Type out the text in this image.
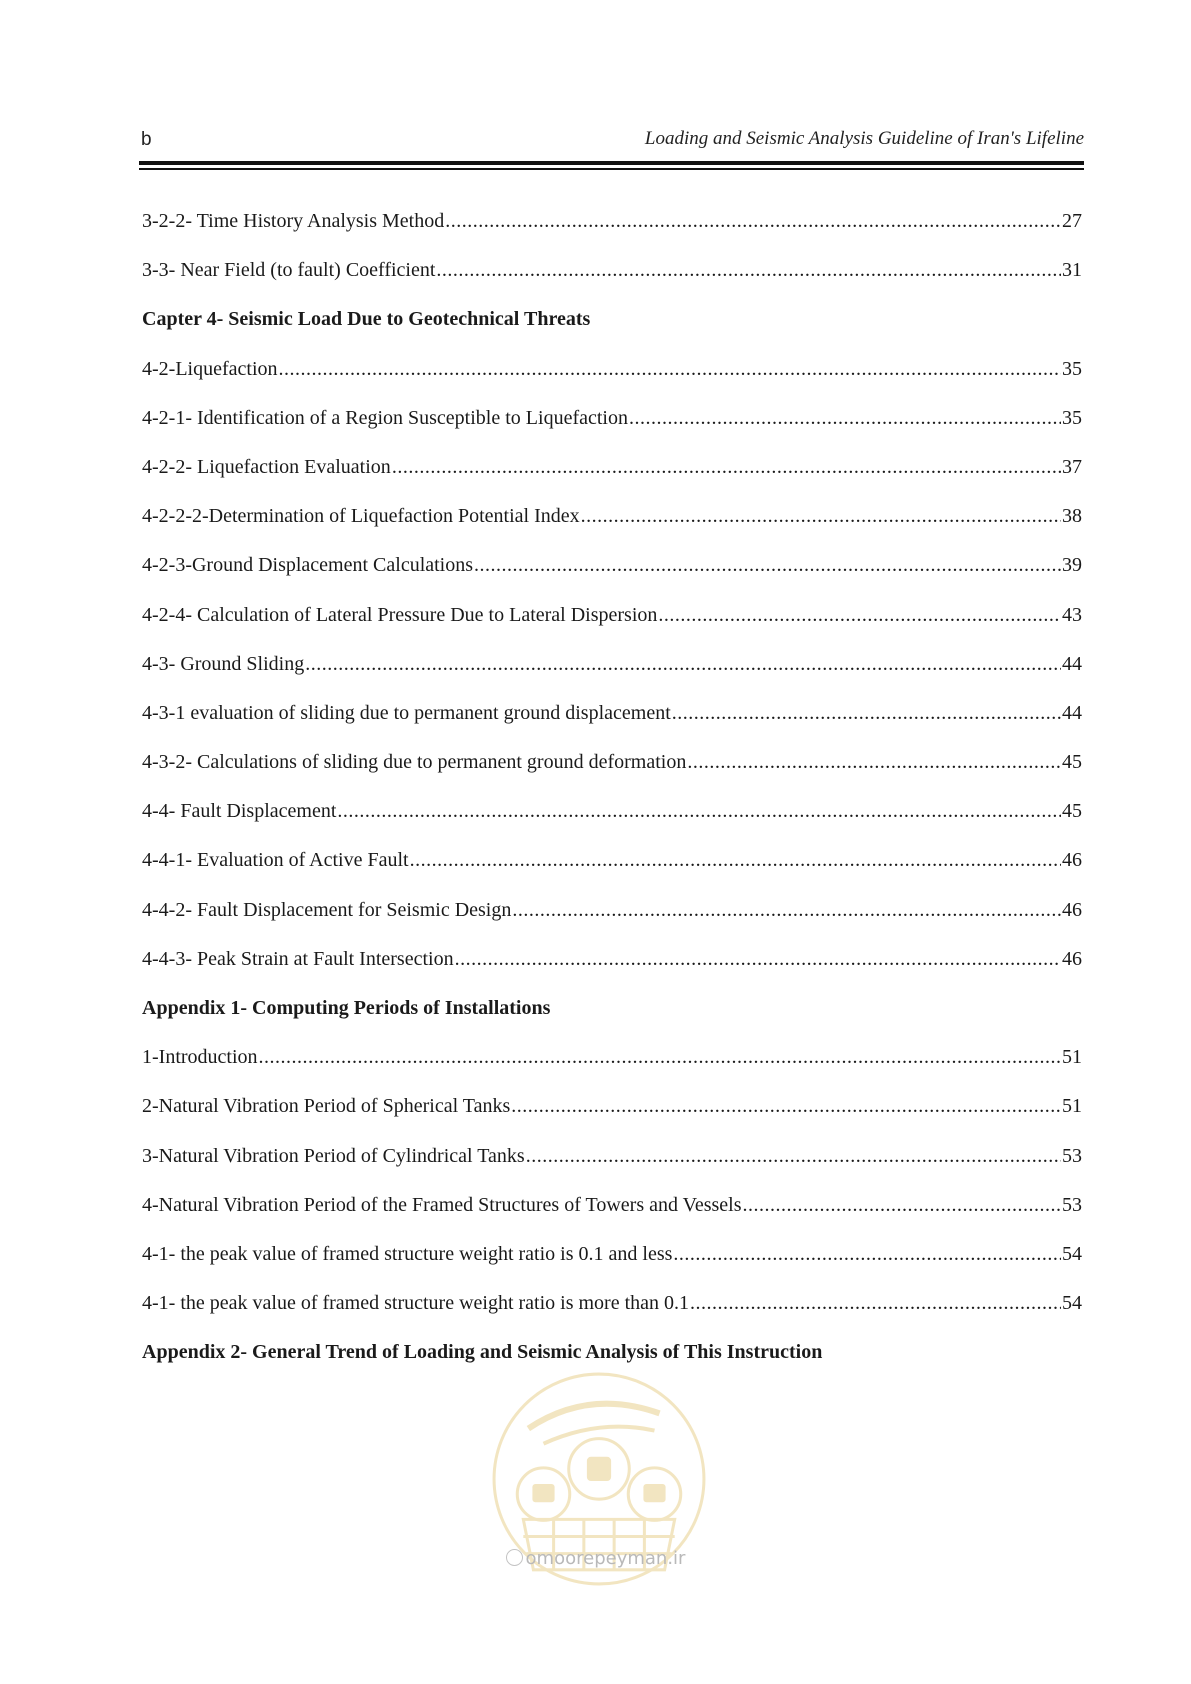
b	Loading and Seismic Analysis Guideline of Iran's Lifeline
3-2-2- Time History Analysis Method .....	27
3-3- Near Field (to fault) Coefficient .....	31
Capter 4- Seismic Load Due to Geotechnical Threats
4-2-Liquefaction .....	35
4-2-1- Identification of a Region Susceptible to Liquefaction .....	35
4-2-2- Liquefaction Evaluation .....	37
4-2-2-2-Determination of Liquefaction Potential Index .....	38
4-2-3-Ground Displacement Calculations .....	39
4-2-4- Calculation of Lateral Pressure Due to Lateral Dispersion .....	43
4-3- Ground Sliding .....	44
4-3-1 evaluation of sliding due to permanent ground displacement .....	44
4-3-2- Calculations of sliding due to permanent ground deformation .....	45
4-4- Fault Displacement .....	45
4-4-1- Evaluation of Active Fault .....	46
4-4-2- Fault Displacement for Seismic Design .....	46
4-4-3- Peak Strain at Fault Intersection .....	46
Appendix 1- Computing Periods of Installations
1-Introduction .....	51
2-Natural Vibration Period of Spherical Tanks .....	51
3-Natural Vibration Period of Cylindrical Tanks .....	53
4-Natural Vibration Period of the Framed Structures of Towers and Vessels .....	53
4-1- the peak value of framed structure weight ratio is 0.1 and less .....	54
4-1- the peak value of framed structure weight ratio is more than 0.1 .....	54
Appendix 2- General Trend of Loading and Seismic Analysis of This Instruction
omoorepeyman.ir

YOUR TASK: From the entries above, copy each line holding "Liquefaction".

RESULT OF THIS TASK:
4-2-Liquefaction .....	35
4-2-1- Identification of a Region Susceptible to Liquefaction .....	35
4-2-2- Liquefaction Evaluation .....	37
4-2-2-2-Determination of Liquefaction Potential Index .....	38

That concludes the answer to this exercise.